Required work –
From the entries that follow, gather each line holding the word "Central".

Provided material –

BEGIN

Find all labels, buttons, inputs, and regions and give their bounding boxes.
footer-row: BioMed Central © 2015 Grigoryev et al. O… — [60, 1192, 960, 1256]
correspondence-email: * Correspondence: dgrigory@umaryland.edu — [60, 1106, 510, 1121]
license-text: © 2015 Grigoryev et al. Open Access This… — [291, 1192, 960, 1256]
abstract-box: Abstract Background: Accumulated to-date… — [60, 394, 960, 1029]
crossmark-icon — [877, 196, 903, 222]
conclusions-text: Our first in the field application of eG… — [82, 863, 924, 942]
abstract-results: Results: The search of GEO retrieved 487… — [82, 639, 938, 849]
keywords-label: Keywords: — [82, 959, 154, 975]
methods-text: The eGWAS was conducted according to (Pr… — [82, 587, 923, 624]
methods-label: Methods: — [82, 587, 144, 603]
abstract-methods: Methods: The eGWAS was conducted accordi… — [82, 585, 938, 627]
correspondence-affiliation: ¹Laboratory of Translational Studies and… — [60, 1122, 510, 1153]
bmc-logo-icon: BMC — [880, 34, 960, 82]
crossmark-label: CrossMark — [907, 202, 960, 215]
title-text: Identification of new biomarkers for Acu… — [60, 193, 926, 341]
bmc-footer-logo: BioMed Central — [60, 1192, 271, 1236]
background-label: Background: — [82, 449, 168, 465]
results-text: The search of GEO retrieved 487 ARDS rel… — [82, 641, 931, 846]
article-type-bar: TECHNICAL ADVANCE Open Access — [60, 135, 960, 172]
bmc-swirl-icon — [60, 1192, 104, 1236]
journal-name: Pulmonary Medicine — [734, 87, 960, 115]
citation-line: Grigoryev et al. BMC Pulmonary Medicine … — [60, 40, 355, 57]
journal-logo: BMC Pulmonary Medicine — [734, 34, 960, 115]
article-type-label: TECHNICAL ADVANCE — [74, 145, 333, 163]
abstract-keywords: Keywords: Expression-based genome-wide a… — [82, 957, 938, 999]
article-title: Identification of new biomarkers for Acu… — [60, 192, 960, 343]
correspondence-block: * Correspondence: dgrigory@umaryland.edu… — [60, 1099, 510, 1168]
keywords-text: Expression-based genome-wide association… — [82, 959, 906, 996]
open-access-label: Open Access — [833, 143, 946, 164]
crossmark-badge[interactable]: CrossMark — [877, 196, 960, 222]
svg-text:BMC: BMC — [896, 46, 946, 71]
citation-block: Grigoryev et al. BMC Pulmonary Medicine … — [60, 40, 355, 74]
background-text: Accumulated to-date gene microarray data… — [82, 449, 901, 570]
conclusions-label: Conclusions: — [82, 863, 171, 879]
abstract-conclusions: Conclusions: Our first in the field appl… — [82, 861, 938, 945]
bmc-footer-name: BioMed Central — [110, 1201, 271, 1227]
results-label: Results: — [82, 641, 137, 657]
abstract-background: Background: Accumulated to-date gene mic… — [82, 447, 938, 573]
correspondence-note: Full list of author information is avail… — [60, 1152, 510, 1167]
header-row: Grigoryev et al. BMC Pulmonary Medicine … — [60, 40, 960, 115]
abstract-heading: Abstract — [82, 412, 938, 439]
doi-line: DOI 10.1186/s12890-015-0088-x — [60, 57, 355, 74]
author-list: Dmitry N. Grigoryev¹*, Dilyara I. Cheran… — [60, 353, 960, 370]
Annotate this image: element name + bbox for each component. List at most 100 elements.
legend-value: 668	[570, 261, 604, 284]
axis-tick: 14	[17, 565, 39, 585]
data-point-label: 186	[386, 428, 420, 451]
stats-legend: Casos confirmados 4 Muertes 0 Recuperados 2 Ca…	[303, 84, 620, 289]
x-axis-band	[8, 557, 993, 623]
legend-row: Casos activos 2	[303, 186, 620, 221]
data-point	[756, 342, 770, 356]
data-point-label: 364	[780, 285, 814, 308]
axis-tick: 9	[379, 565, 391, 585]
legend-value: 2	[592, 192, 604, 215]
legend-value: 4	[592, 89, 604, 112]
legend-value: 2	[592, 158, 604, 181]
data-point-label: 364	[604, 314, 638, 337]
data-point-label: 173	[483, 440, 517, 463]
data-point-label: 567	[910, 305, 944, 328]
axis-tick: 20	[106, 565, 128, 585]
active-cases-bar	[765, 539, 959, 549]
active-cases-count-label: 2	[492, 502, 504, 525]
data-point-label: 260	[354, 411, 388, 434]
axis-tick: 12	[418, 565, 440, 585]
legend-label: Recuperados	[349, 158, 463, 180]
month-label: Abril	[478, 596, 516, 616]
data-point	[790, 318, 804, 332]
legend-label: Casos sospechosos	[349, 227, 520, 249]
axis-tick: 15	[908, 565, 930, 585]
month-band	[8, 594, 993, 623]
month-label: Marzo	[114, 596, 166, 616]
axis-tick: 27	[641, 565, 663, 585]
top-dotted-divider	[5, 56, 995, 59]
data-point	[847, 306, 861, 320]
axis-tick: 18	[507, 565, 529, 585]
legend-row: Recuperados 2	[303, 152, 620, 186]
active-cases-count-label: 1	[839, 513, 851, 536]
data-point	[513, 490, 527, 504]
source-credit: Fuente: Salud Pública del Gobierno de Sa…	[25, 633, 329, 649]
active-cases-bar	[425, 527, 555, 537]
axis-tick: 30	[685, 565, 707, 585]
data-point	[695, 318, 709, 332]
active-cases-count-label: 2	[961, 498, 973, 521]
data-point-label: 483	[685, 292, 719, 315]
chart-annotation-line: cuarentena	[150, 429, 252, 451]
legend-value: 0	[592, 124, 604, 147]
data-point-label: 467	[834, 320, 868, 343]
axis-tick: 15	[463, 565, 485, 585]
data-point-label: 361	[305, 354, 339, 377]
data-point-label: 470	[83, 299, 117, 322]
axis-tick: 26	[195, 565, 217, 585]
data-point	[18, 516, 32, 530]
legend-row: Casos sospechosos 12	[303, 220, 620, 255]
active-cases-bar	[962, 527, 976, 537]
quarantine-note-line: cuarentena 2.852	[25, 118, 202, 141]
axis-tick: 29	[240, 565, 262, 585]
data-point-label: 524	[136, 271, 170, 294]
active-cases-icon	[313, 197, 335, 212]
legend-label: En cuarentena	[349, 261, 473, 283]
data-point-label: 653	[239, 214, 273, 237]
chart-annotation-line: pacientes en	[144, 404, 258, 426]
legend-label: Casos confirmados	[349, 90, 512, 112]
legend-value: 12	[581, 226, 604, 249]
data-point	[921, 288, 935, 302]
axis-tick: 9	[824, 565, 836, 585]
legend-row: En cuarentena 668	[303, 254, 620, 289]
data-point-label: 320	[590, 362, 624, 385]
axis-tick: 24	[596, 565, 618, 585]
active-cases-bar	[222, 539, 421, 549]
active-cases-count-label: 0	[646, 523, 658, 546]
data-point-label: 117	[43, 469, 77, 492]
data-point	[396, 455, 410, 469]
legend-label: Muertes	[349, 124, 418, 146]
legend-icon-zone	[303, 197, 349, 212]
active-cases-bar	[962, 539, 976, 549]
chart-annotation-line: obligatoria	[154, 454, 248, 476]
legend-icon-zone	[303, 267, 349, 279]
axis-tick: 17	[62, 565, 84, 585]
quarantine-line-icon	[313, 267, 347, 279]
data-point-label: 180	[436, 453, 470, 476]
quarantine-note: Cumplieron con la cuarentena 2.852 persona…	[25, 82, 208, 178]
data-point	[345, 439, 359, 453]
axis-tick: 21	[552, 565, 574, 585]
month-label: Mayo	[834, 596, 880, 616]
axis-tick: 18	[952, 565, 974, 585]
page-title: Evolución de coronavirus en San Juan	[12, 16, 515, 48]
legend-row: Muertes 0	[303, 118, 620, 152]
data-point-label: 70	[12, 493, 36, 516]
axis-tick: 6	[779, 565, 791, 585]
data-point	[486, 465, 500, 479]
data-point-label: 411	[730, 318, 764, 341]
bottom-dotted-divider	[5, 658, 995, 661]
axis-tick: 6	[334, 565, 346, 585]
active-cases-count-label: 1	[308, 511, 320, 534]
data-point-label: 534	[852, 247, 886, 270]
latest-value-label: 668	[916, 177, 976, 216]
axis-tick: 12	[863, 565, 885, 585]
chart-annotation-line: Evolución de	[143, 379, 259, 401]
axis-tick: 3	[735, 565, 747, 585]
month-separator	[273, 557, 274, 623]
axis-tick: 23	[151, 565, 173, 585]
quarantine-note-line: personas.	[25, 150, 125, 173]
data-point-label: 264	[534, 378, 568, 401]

END

Reply –
footer-row: BioMed Central © 2015 Grigoryev et al. O… — [60, 1192, 960, 1256]
bmc-footer-logo: BioMed Central — [60, 1192, 271, 1236]
bmc-footer-name: BioMed Central — [110, 1201, 271, 1227]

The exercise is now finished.